Set the following entries down again exactly, line by line.
--- BEGIN SUPPLIED MATERIAL ---
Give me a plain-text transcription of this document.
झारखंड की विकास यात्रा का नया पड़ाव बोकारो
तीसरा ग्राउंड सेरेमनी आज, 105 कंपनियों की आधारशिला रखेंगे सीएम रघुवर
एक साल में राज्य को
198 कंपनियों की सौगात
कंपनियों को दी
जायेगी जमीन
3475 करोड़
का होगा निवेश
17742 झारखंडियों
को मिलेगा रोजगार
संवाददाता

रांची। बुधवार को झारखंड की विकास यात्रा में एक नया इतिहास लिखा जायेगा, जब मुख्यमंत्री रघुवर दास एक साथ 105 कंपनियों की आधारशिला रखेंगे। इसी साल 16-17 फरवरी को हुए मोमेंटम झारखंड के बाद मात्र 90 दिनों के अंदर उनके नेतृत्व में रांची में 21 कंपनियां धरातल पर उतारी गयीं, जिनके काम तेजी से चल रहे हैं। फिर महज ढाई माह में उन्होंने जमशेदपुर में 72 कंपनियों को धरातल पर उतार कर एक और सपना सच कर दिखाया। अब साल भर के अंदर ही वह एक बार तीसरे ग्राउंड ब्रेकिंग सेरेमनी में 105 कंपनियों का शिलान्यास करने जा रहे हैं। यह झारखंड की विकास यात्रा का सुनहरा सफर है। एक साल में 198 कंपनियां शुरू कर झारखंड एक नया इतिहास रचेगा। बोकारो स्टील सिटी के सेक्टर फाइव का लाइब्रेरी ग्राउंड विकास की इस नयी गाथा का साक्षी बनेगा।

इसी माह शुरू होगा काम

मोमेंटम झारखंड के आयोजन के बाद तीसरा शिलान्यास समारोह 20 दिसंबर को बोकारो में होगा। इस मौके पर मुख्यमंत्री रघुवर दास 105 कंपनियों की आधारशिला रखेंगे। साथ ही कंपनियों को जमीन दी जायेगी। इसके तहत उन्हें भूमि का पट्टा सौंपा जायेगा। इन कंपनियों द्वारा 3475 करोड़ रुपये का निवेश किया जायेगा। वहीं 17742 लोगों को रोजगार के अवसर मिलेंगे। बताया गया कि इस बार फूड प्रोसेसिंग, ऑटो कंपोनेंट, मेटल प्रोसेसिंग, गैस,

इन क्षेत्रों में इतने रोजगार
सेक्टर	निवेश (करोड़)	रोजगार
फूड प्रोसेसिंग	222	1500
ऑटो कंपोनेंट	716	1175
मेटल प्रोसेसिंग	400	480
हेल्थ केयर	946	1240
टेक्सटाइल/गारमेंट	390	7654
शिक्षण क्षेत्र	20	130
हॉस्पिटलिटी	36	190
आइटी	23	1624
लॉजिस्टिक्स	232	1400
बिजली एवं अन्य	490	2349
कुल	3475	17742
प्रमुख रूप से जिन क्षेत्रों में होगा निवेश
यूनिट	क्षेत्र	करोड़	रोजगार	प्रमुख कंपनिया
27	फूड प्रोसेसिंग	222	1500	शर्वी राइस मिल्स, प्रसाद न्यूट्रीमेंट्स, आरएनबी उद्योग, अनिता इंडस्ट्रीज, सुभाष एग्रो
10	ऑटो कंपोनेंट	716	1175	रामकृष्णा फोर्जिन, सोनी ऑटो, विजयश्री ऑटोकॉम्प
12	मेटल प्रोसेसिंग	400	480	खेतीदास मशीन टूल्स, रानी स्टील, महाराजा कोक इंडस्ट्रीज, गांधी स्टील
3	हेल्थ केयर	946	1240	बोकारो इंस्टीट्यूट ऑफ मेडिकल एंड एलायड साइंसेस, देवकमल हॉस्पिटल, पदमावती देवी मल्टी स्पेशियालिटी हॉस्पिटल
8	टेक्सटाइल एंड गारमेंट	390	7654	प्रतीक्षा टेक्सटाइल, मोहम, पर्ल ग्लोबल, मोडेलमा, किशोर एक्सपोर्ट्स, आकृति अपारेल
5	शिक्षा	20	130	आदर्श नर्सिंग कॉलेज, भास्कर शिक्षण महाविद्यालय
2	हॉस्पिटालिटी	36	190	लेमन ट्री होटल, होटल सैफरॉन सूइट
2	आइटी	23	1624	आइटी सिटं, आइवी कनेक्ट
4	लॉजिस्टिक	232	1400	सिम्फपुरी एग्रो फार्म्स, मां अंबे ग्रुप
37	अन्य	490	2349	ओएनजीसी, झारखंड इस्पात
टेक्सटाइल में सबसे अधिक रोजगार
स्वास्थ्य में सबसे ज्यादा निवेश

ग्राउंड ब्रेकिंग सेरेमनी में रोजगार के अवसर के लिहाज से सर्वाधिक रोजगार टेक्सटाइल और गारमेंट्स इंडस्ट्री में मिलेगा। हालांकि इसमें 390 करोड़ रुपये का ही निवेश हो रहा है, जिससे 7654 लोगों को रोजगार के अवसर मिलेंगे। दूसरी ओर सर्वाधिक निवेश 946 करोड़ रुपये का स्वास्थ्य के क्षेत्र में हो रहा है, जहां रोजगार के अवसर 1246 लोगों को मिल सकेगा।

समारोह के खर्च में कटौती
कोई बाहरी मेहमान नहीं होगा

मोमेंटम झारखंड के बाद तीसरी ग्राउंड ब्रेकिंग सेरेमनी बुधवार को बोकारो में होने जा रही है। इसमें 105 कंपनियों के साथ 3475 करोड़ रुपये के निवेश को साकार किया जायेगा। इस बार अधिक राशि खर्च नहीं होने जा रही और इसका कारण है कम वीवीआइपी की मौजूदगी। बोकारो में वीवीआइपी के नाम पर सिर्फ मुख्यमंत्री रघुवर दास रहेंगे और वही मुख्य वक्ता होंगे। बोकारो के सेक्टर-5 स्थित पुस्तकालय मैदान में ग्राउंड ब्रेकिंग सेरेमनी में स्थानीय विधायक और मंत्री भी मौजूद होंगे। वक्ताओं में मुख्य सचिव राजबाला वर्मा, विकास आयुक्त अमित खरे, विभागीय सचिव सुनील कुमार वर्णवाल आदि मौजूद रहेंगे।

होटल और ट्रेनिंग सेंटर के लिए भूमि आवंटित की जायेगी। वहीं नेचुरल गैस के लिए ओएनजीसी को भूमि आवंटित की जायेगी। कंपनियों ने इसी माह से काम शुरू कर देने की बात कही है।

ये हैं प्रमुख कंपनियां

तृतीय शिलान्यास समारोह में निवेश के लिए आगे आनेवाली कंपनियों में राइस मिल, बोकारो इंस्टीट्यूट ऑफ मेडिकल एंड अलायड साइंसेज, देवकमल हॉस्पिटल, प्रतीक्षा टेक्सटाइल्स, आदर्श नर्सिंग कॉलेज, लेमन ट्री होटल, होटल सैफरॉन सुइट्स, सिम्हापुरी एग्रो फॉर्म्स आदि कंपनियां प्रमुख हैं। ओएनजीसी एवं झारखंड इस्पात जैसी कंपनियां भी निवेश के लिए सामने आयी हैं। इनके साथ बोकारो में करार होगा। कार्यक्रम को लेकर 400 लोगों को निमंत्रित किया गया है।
--- END SUPPLIED MATERIAL ---
(WRITTEN SOLUTION):
Give me a plain-text transcription of this document.
झारखंड की विकास यात्रा का नया पड़ाव बोकारो
तीसरा ग्राउंड सेरेमनी आज, 105 कंपनियों की आधारशिला रखेंगे सीएम रघुवर
एक साल में राज्य को
198 कंपनियों की सौगात
कंपनियों को दी
जायेगी जमीन
3475 करोड़
का होगा निवेश
17742 झारखंडियों
को मिलेगा रोजगार
संवाददाता

रांची। बुधवार को झारखंड की विकास यात्रा में एक नया इतिहास लिखा जायेगा, जब मुख्यमंत्री रघुवर दास एक साथ 105 कंपनियों की आधारशिला रखेंगे। इसी साल 16-17 फरवरी को हुए मोमेंटम झारखंड के बाद मात्र 90 दिनों के अंदर उनके नेतृत्व में रांची में 21 कंपनियां धरातल पर उतारी गयीं, जिनके काम तेजी से चल रहे हैं। फिर महज ढाई माह में उन्होंने जमशेदपुर में 72 कंपनियों को धरातल पर उतार कर एक और सपना सच कर दिखाया। अब साल भर के अंदर ही वह एक बार तीसरे ग्राउंड ब्रेकिंग सेरेमनी में 105 कंपनियों का शिलान्यास करने जा रहे हैं। यह झारखंड की विकास यात्रा का सुनहरा सफर है। एक साल में 198 कंपनियां शुरू कर झारखंड एक नया इतिहास रचेगा। बोकारो स्टील सिटी के सेक्टर फाइव का लाइब्रेरी ग्राउंड विकास की इस नयी गाथा का साक्षी बनेगा।

इसी माह शुरू होगा काम

मोमेंटम झारखंड के आयोजन के बाद तीसरा शिलान्यास समारोह 20 दिसंबर को बोकारो में होगा। इस मौके पर मुख्यमंत्री रघुवर दास 105 कंपनियों की आधारशिला रखेंगे। साथ ही कंपनियों को जमीन दी जायेगी। इसके तहत उन्हें भूमि का पट्टा सौंपा जायेगा। इन कंपनियों द्वारा 3475 करोड़ रुपये का निवेश किया जायेगा। वहीं 17742 लोगों को रोजगार के अवसर मिलेंगे। बताया गया कि इस बार फूड प्रोसेसिंग, ऑटो कंपोनेंट, मेटल प्रोसेसिंग, गैस,

इन क्षेत्रों में इतने रोजगार
सेक्टर	निवेश (करोड़)	रोजगार
फूड प्रोसेसिंग	222	1500
ऑटो कंपोनेंट	716	1175
मेटल प्रोसेसिंग	400	480
हेल्थ केयर	946	1240
टेक्सटाइल/गारमेंट	390	7654
शिक्षण क्षेत्र	20	130
हॉस्पिटलिटी	36	190
आइटी	23	1624
लॉजिस्टिक्स	232	1400
बिजली एवं अन्य	490	2349
कुल	3475	17742
प्रमुख रूप से जिन क्षेत्रों में होगा निवेश
यूनिट	क्षेत्र	करोड़	रोजगार	प्रमुख कंपनिया
27	फूड प्रोसेसिंग	222	1500	शर्वी राइस मिल्स, प्रसाद न्यूट्रीमेंट्स, आरएनबी उद्योग, अनिता इंडस्ट्रीज, सुभाष एग्रो
10	ऑटो कंपोनेंट	716	1175	रामकृष्णा फोर्जिन, सोनी ऑटो, विजयश्री ऑटोकॉम्प
12	मेटल प्रोसेसिंग	400	480	खेतीदास मशीन टूल्स, रानी स्टील, महाराजा कोक इंडस्ट्रीज, गांधी स्टील
3	हेल्थ केयर	946	1240	बोकारो इंस्टीट्यूट ऑफ मेडिकल एंड एलायड साइंसेस, देवकमल हॉस्पिटल, पदमावती देवी मल्टी स्पेशियालिटी हॉस्पिटल
8	टेक्सटाइल एंड गारमेंट	390	7654	प्रतीक्षा टेक्सटाइल, मोहम, पर्ल ग्लोबल, मोडेलमा, किशोर एक्सपोर्ट्स, आकृति अपारेल
5	शिक्षा	20	130	आदर्श नर्सिंग कॉलेज, भास्कर शिक्षण महाविद्यालय
2	हॉस्पिटालिटी	36	190	लेमन ट्री होटल, होटल सैफरॉन सूइट
2	आइटी	23	1624	आइटी सिटं, आइवी कनेक्ट
4	लॉजिस्टिक	232	1400	सिम्फपुरी एग्रो फार्म्स, मां अंबे ग्रुप
37	अन्य	490	2349	ओएनजीसी, झारखंड इस्पात
टेक्सटाइल में सबसे अधिक रोजगार
स्वास्थ्य में सबसे ज्यादा निवेश

ग्राउंड ब्रेकिंग सेरेमनी में रोजगार के अवसर के लिहाज से सर्वाधिक रोजगार टेक्सटाइल और गारमेंट्स इंडस्ट्री में मिलेगा। हालांकि इसमें 390 करोड़ रुपये का ही निवेश हो रहा है, जिससे 7654 लोगों को रोजगार के अवसर मिलेंगे। दूसरी ओर सर्वाधिक निवेश 946 करोड़ रुपये का स्वास्थ्य के क्षेत्र में हो रहा है, जहां रोजगार के अवसर 1246 लोगों को मिल सकेगा।

समारोह के खर्च में कटौती
कोई बाहरी मेहमान नहीं होगा

मोमेंटम झारखंड के बाद तीसरी ग्राउंड ब्रेकिंग सेरेमनी बुधवार को बोकारो में होने जा रही है। इसमें 105 कंपनियों के साथ 3475 करोड़ रुपये के निवेश को साकार किया जायेगा। इस बार अधिक राशि खर्च नहीं होने जा रही और इसका कारण है कम वीवीआइपी की मौजूदगी। बोकारो में वीवीआइपी के नाम पर सिर्फ मुख्यमंत्री रघुवर दास रहेंगे और वही मुख्य वक्ता होंगे। बोकारो के सेक्टर-5 स्थित पुस्तकालय मैदान में ग्राउंड ब्रेकिंग सेरेमनी में स्थानीय विधायक और मंत्री भी मौजूद होंगे। वक्ताओं में मुख्य सचिव राजबाला वर्मा, विकास आयुक्त अमित खरे, विभागीय सचिव सुनील कुमार वर्णवाल आदि मौजूद रहेंगे।

होटल और ट्रेनिंग सेंटर के लिए भूमि आवंटित की जायेगी। वहीं नेचुरल गैस के लिए ओएनजीसी को भूमि आवंटित की जायेगी। कंपनियों ने इसी माह से काम शुरू कर देने की बात कही है।

ये हैं प्रमुख कंपनियां

तृतीय शिलान्यास समारोह में निवेश के लिए आगे आनेवाली कंपनियों में राइस मिल, बोकारो इंस्टीट्यूट ऑफ मेडिकल एंड अलायड साइंसेज, देवकमल हॉस्पिटल, प्रतीक्षा टेक्सटाइल्स, आदर्श नर्सिंग कॉलेज, लेमन ट्री होटल, होटल सैफरॉन सुइट्स, सिम्हापुरी एग्रो फॉर्म्स आदि कंपनियां प्रमुख हैं। ओएनजीसी एवं झारखंड इस्पात जैसी कंपनियां भी निवेश के लिए सामने आयी हैं। इनके साथ बोकारो में करार होगा। कार्यक्रम को लेकर 400 लोगों को निमंत्रित किया गया है।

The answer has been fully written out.